Passage shown:
Further, for example, if configuration is such that self-refresh is
carried out in a case where the self-refresh setting bit is set
with respect to the dynamic random access memory, it may be
configured such as to issue a command to release the setting of the
self-refresh setting bit.
[0025] According to the present invention, when an access request
generates, a self-refresh release instruction is automatically
given by the memory controller side, so that the host or a control
program executed by the host may make an access request without
controlling whether the dynamic random access memory is in the
self-refresh state or not.
[0026] As a result, it is made possible to prevent a data access
delay caused by making the control program operate for releasing
the self-refresh state at the time of making the access
request.
[0027] The semiconductor integrated circuit device of the present
invention has the memory controller further comprising: a
self-refresh resetting register capable of setting a selected value
as to whether to reset the self-refresh or not; and a self-refresh
shift instructing circuit referring to the self-refresh resetting
register, and if a set value permitting resetting of the
self-refresh is not stored therein, the self-refresh shift
instruction is not given.
[0028] Resetting of the self-refresh means to carry out resetting
of the self-refresh again upon access completion, when the
self-refresh is automatically released according to the access
request.

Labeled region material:

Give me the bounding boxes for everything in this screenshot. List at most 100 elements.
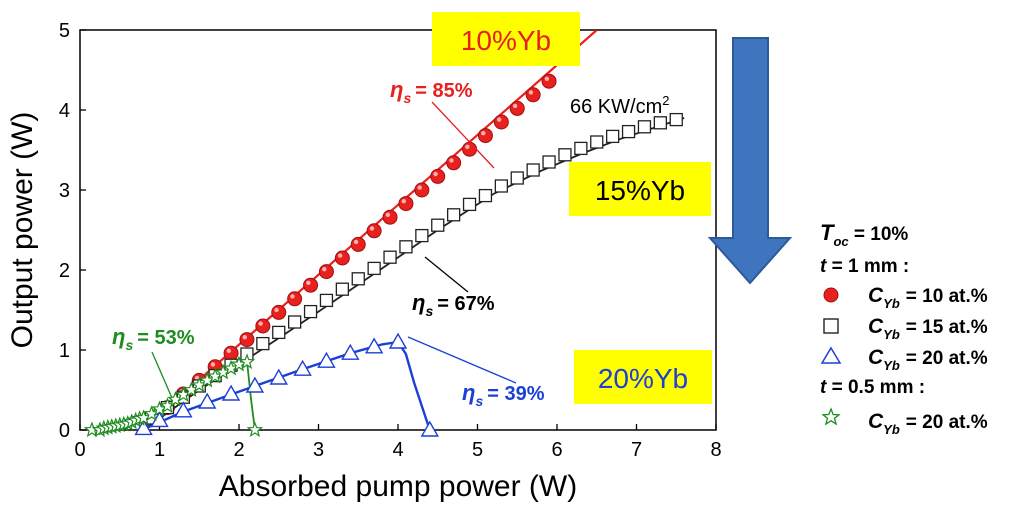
data-point-highlight (274, 307, 279, 313)
label-15yb: 15%Yb (595, 175, 685, 206)
legend-entry-2: CYb = 15 at.% (868, 315, 988, 342)
data-point-circle (493, 114, 509, 130)
data-point-square (319, 293, 334, 308)
data-point-circle (271, 304, 287, 320)
slope-leader-blue (407, 336, 517, 384)
data-point-highlight (226, 348, 232, 353)
data-point-square (637, 120, 652, 134)
slope-leader-green (151, 351, 173, 399)
data-point-square (510, 171, 524, 185)
data-point-circle (541, 73, 557, 89)
data-point-square (272, 325, 286, 340)
legend-thickness-05mm: t = 0.5 mm : (820, 377, 925, 398)
data-point-triangle (420, 420, 440, 437)
legend-thickness-1mm: t = 1 mm : (820, 256, 909, 277)
data-point-circle (414, 182, 430, 198)
data-point-circle (287, 291, 303, 307)
data-point-square (446, 208, 461, 222)
data-point-circle (318, 264, 334, 280)
data-point-highlight (306, 280, 311, 285)
data-point-star (246, 421, 264, 438)
data-point-square (606, 129, 620, 144)
data-point-highlight (322, 267, 327, 272)
data-point-circle (446, 155, 462, 171)
slope-label-blue: ηs = 39% (462, 380, 545, 409)
data-point-square (383, 250, 397, 264)
x-tick-label: 6 (551, 439, 562, 461)
data-point-highlight (544, 76, 550, 82)
slope-label-green: ηs = 53% (112, 324, 195, 353)
data-point-highlight (369, 226, 375, 231)
y-tick-label: 3 (59, 180, 70, 202)
data-point-highlight (401, 199, 406, 204)
data-point-triangle (134, 418, 153, 436)
data-point-circle (223, 345, 239, 361)
data-point-square (256, 336, 270, 351)
data-point-highlight (481, 131, 486, 136)
data-point-triangle (245, 376, 265, 393)
legend-toc: Toc = 10% (820, 220, 908, 249)
data-point-square (542, 155, 556, 169)
data-point-circle (430, 168, 446, 184)
data-point-circle (398, 196, 414, 212)
legend: Toc = 10% t = 1 mm : CYb = 10 at.% CYb = 1… (820, 220, 988, 437)
slope-leader-black (424, 256, 469, 293)
data-point-square (431, 218, 445, 232)
data-point-highlight (496, 117, 502, 122)
data-point-highlight (385, 212, 391, 217)
data-point-square (303, 304, 318, 319)
x-tick-label: 3 (313, 439, 324, 461)
label-box-10yb (432, 12, 580, 66)
data-point-triangle (364, 337, 384, 354)
y-tick-label: 2 (59, 260, 70, 282)
down-arrow-icon (707, 37, 793, 285)
y-tick-label: 0 (59, 420, 70, 442)
data-point-triangle (269, 368, 288, 385)
data-point-circle (334, 250, 350, 266)
data-point-circle (477, 128, 493, 144)
data-point-triangle (174, 401, 193, 418)
data-point-highlight (512, 103, 518, 109)
data-point-highlight (210, 362, 216, 367)
y-tick-label: 5 (59, 20, 70, 42)
data-point-highlight (465, 144, 470, 149)
data-point-square (669, 112, 683, 127)
data-point-square (526, 163, 540, 177)
data-point-square (478, 188, 493, 203)
data-point-highlight (194, 375, 200, 381)
legend-entry-4: CYb = 20 at.% (868, 410, 988, 437)
label-20yb: 20%Yb (598, 363, 688, 394)
plot-area: 0 1 2 3 4 5 6 7 8 0 1 2 3 4 5 (59, 20, 722, 461)
y-axis-label: Output power (W) (6, 112, 39, 349)
data-point-highlight (449, 158, 454, 163)
data-point-highlight (337, 253, 343, 258)
data-point-triangle (388, 332, 408, 349)
label-10yb: 10%Yb (461, 25, 551, 56)
legend-marker-star (821, 407, 841, 426)
data-point-square (653, 116, 667, 130)
data-point-circle (239, 332, 255, 348)
intensity-label: 66 KW/cm2 (570, 93, 669, 118)
label-box-15yb (569, 162, 711, 216)
data-point-star (238, 353, 256, 370)
data-point-triangle (221, 384, 241, 401)
data-point-triangle (293, 359, 312, 376)
y-tick-label: 1 (59, 340, 70, 362)
x-tick-label: 7 (631, 439, 642, 461)
data-point-square (574, 141, 588, 156)
data-point-circle (509, 100, 525, 116)
x-tick-label: 1 (154, 439, 165, 461)
data-point-highlight (528, 90, 534, 95)
data-point-highlight (290, 294, 295, 299)
data-point-square (351, 272, 365, 286)
y-tick-label: 4 (59, 100, 70, 122)
data-point-square (367, 261, 381, 276)
legend-entry-3: CYb = 20 at.% (868, 346, 988, 373)
data-point-square (558, 148, 572, 162)
slope-label-red: ηs = 85% (390, 77, 473, 106)
legend-marker-square (823, 318, 839, 334)
x-tick-label: 4 (392, 439, 403, 461)
data-point-circle (350, 236, 366, 252)
data-point-triangle (317, 351, 336, 368)
legend-marker-circle (823, 287, 839, 303)
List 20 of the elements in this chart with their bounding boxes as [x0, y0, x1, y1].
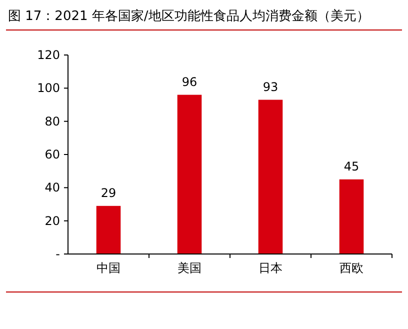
- bar: [258, 100, 283, 254]
- x-tick-label: 中国: [96, 261, 120, 275]
- y-tick-label: -: [56, 247, 60, 261]
- y-tick-label: 60: [44, 148, 60, 162]
- data-label: 96: [182, 74, 198, 89]
- data-label: 29: [100, 186, 116, 200]
- bar: [177, 94, 202, 254]
- y-tick-label: 100: [37, 81, 60, 96]
- y-tick-label: 120: [37, 48, 60, 62]
- bar: [339, 179, 364, 254]
- data-label: 93: [262, 80, 278, 94]
- y-tick-label: 20: [44, 214, 60, 228]
- y-tick-label: 80: [44, 114, 60, 128]
- data-label: 45: [344, 159, 360, 174]
- y-tick-label: 40: [44, 180, 60, 195]
- x-tick-label: 西欧: [340, 261, 364, 275]
- x-tick-label: 日本: [258, 261, 282, 275]
- x-tick-label: 美国: [178, 261, 202, 275]
- chart-title: 图 17：2021 年各国家/地区功能性食品人均消费金额（美元）: [8, 8, 370, 24]
- bar: [96, 206, 121, 254]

Directive 1: Return the portion of the self-refresh patent excerpt between "Further, for example, if" and "state or not.", inclusive.
Directive 2: In the self-refresh patent excerpt, what happens if the self-refresh resetting register does not store a set value permitting resetting of the self-refresh?
Directive 3: Write the text that follows the final sentence of the self-refresh patent excerpt.
The material has no role in this work.

Final answer 1:
Further, for example, if configuration is such that self-refresh is
carried out in a case where the self-refresh setting bit is set
with respect to the dynamic random access memory, it may be
configured such as to issue a command to release the setting of the
self-refresh setting bit.
[0025] According to the present invention, when an access request
generates, a self-refresh release instruction is automatically
given by the memory controller side, so that the host or a control
program executed by the host may make an access request without
controlling whether the dynamic random access memory is in the
self-refresh state or not.

Final answer 2: The self-refresh shift instruction is not given.

Final answer 3:
[0029] For example, when making a substantial access to the dynamic
random access memory after the idle state is produced, should
resetting of self-refresh be carried out, overhead may generate due
to the continuous access, therefore, it is desirable to be able to
select whether the resetting of the self-refresh is carried out or
not.
[0030] According to the present invention, if a set value to permit
execution of the self-refresh is not stored in the self-refresh
resetting register, the self-refresh shift instruction is not
given, hence, it is possible to prevent generation of overhead in
such a case.
[0031] The present invention is a microcomputer comprising a
semiconductor integrated circuit device described in any of the
above.
[0032] The present invention is electronic equipment comprising the
microcomputer described above, input means of data subject to
processing by the microcomputer, and LCD output means outputting
data processed by the microcomputer.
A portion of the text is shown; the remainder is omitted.